── Data lines ──

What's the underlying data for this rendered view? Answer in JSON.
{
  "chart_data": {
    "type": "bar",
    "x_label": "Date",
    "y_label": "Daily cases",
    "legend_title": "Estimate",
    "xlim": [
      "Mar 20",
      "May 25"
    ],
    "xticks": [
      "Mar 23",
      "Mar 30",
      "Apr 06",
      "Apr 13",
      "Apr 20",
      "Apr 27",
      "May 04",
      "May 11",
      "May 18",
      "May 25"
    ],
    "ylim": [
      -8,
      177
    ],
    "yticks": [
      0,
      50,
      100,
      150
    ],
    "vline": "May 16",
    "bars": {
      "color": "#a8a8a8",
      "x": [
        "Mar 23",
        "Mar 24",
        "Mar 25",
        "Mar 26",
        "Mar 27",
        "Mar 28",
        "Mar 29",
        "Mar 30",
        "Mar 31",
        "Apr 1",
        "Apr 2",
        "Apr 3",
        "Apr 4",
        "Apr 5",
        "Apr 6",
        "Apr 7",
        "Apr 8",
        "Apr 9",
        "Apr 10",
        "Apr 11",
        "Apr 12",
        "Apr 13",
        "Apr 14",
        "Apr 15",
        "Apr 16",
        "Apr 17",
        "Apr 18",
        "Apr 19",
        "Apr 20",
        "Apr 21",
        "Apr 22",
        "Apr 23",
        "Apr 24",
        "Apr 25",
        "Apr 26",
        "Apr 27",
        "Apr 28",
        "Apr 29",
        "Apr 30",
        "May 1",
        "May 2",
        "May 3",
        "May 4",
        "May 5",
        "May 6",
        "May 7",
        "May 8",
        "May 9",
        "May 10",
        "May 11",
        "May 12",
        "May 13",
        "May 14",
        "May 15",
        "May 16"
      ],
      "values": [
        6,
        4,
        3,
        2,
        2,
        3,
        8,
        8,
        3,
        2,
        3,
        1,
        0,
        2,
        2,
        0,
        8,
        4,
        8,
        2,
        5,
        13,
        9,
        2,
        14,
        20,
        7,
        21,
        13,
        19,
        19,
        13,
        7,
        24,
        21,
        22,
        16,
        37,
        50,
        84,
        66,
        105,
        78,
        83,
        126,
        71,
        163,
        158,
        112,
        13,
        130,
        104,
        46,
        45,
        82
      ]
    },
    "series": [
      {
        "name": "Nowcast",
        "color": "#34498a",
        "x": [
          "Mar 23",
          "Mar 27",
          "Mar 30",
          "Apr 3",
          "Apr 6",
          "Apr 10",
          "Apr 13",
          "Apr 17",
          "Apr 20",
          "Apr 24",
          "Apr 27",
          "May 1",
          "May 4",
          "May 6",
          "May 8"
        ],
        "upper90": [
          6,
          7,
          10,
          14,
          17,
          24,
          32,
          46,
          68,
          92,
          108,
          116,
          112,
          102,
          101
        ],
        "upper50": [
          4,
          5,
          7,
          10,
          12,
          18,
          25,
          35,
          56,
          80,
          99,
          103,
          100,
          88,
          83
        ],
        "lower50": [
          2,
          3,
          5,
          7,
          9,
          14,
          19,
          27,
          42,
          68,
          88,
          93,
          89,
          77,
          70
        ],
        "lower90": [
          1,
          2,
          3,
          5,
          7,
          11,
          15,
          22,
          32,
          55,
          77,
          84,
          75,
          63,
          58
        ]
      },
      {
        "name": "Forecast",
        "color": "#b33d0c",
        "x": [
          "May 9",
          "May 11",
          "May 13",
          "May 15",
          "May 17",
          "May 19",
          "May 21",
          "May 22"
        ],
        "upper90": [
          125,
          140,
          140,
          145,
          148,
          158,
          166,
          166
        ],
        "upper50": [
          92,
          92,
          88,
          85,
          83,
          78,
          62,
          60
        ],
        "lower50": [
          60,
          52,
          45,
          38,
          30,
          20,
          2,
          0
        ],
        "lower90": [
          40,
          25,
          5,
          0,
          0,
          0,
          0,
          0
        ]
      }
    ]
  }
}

───

▸ **Problem**: Your task is to print the whole listing again exactly.

▸ **Full answer**:
What's the underlying data for this rendered view? Answer in JSON.
{
  "chart_data": {
    "type": "bar",
    "x_label": "Date",
    "y_label": "Daily cases",
    "legend_title": "Estimate",
    "xlim": [
      "Mar 20",
      "May 25"
    ],
    "xticks": [
      "Mar 23",
      "Mar 30",
      "Apr 06",
      "Apr 13",
      "Apr 20",
      "Apr 27",
      "May 04",
      "May 11",
      "May 18",
      "May 25"
    ],
    "ylim": [
      -8,
      177
    ],
    "yticks": [
      0,
      50,
      100,
      150
    ],
    "vline": "May 16",
    "bars": {
      "color": "#a8a8a8",
      "x": [
        "Mar 23",
        "Mar 24",
        "Mar 25",
        "Mar 26",
        "Mar 27",
        "Mar 28",
        "Mar 29",
        "Mar 30",
        "Mar 31",
        "Apr 1",
        "Apr 2",
        "Apr 3",
        "Apr 4",
        "Apr 5",
        "Apr 6",
        "Apr 7",
        "Apr 8",
        "Apr 9",
        "Apr 10",
        "Apr 11",
        "Apr 12",
        "Apr 13",
        "Apr 14",
        "Apr 15",
        "Apr 16",
        "Apr 17",
        "Apr 18",
        "Apr 19",
        "Apr 20",
        "Apr 21",
        "Apr 22",
        "Apr 23",
        "Apr 24",
        "Apr 25",
        "Apr 26",
        "Apr 27",
        "Apr 28",
        "Apr 29",
        "Apr 30",
        "May 1",
        "May 2",
        "May 3",
        "May 4",
        "May 5",
        "May 6",
        "May 7",
        "May 8",
        "May 9",
        "May 10",
        "May 11",
        "May 12",
        "May 13",
        "May 14",
        "May 15",
        "May 16"
      ],
      "values": [
        6,
        4,
        3,
        2,
        2,
        3,
        8,
        8,
        3,
        2,
        3,
        1,
        0,
        2,
        2,
        0,
        8,
        4,
        8,
        2,
        5,
        13,
        9,
        2,
        14,
        20,
        7,
        21,
        13,
        19,
        19,
        13,
        7,
        24,
        21,
        22,
        16,
        37,
        50,
        84,
        66,
        105,
        78,
        83,
        126,
        71,
        163,
        158,
        112,
        13,
        130,
        104,
        46,
        45,
        82
      ]
    },
    "series": [
      {
        "name": "Nowcast",
        "color": "#34498a",
        "x": [
          "Mar 23",
          "Mar 27",
          "Mar 30",
          "Apr 3",
          "Apr 6",
          "Apr 10",
          "Apr 13",
          "Apr 17",
          "Apr 20",
          "Apr 24",
          "Apr 27",
          "May 1",
          "May 4",
          "May 6",
          "May 8"
        ],
        "upper90": [
          6,
          7,
          10,
          14,
          17,
          24,
          32,
          46,
          68,
          92,
          108,
          116,
          112,
          102,
          101
        ],
        "upper50": [
          4,
          5,
          7,
          10,
          12,
          18,
          25,
          35,
          56,
          80,
          99,
          103,
          100,
          88,
          83
        ],
        "lower50": [
          2,
          3,
          5,
          7,
          9,
          14,
          19,
          27,
          42,
          68,
          88,
          93,
          89,
          77,
          70
        ],
        "lower90": [
          1,
          2,
          3,
          5,
          7,
          11,
          15,
          22,
          32,
          55,
          77,
          84,
          75,
          63,
          58
        ]
      },
      {
        "name": "Forecast",
        "color": "#b33d0c",
        "x": [
          "May 9",
          "May 11",
          "May 13",
          "May 15",
          "May 17",
          "May 19",
          "May 21",
          "May 22"
        ],
        "upper90": [
          125,
          140,
          140,
          145,
          148,
          158,
          166,
          166
        ],
        "upper50": [
          92,
          92,
          88,
          85,
          83,
          78,
          62,
          60
        ],
        "lower50": [
          60,
          52,
          45,
          38,
          30,
          20,
          2,
          0
        ],
        "lower90": [
          40,
          25,
          5,
          0,
          0,
          0,
          0,
          0
        ]
      }
    ]
  }
}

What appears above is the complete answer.